What needs to be done:
Repeat the data that follows, word for word, without the images.

Data entries:
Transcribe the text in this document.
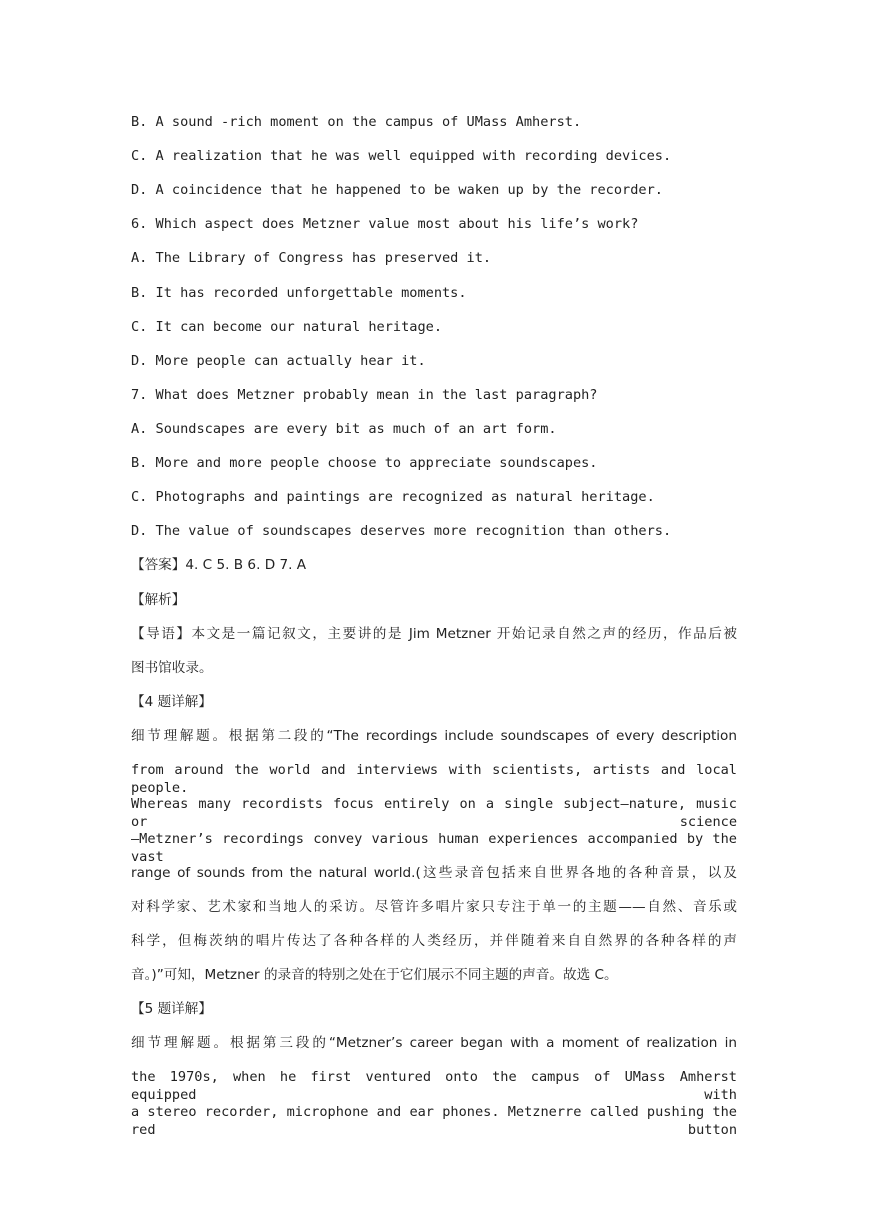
B. A sound -rich moment on the campus of UMass Amherst.
C. A realization that he was well equipped with recording devices.
D. A coincidence that he happened to be waken up by the recorder.
6. Which aspect does Metzner value most about his life’s work?
A. The Library of Congress has preserved it.
B. It has recorded unforgettable moments.
C. It can become our natural heritage.
D. More people can actually hear it.
7. What does Metzner probably mean in the last paragraph?
A. Soundscapes are every bit as much of an art form.
B. More and more people choose to appreciate soundscapes.
C. Photographs and paintings are recognized as natural heritage.
D. The value of soundscapes deserves more recognition than others.
【答案】4. C 5. B 6. D 7. A
【解析】
【导语】本文是一篇记叙文，主要讲的是 Jim Metzner 开始记录自然之声的经历，作品后被
图书馆收录。
【4 题详解】
细节理解题。根据第二段的“The recordings include soundscapes of every description
from around the world and interviews with scientists, artists and local people.
Whereas many recordists focus entirely on a single subject—nature, music or science
—Metzner’s recordings convey various human experiences accompanied by the vast
range of sounds from the natural world.(这些录音包括来自世界各地的各种音景，以及
对科学家、艺术家和当地人的采访。尽管许多唱片家只专注于单一的主题——自然、音乐或
科学，但梅茨纳的唱片传达了各种各样的人类经历，并伴随着来自自然界的各种各样的声
音。)”可知，Metzner 的录音的特别之处在于它们展示不同主题的声音。故选 C。
【5 题详解】
细节理解题。根据第三段的“Metzner’s career began with a moment of realization in
the 1970s, when he first ventured onto the campus of UMass Amherst equipped with
a stereo recorder, microphone and ear phones. Metznerre called pushing the red button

Exercise output:
Transcribe the text in this document.
B. A sound -rich moment on the campus of UMass Amherst.
C. A realization that he was well equipped with recording devices.
D. A coincidence that he happened to be waken up by the recorder.
6. Which aspect does Metzner value most about his life’s work?
A. The Library of Congress has preserved it.
B. It has recorded unforgettable moments.
C. It can become our natural heritage.
D. More people can actually hear it.
7. What does Metzner probably mean in the last paragraph?
A. Soundscapes are every bit as much of an art form.
B. More and more people choose to appreciate soundscapes.
C. Photographs and paintings are recognized as natural heritage.
D. The value of soundscapes deserves more recognition than others.
【答案】4. C 5. B 6. D 7. A
【解析】
【导语】本文是一篇记叙文，主要讲的是 Jim Metzner 开始记录自然之声的经历，作品后被
图书馆收录。
【4 题详解】
细节理解题。根据第二段的“The recordings include soundscapes of every description
from around the world and interviews with scientists, artists and local people.
Whereas many recordists focus entirely on a single subject—nature, music or science
—Metzner’s recordings convey various human experiences accompanied by the vast
range of sounds from the natural world.(这些录音包括来自世界各地的各种音景，以及
对科学家、艺术家和当地人的采访。尽管许多唱片家只专注于单一的主题——自然、音乐或
科学，但梅茨纳的唱片传达了各种各样的人类经历，并伴随着来自自然界的各种各样的声
音。)”可知，Metzner 的录音的特别之处在于它们展示不同主题的声音。故选 C。
【5 题详解】
细节理解题。根据第三段的“Metzner’s career began with a moment of realization in
the 1970s, when he first ventured onto the campus of UMass Amherst equipped with
a stereo recorder, microphone and ear phones. Metznerre called pushing the red button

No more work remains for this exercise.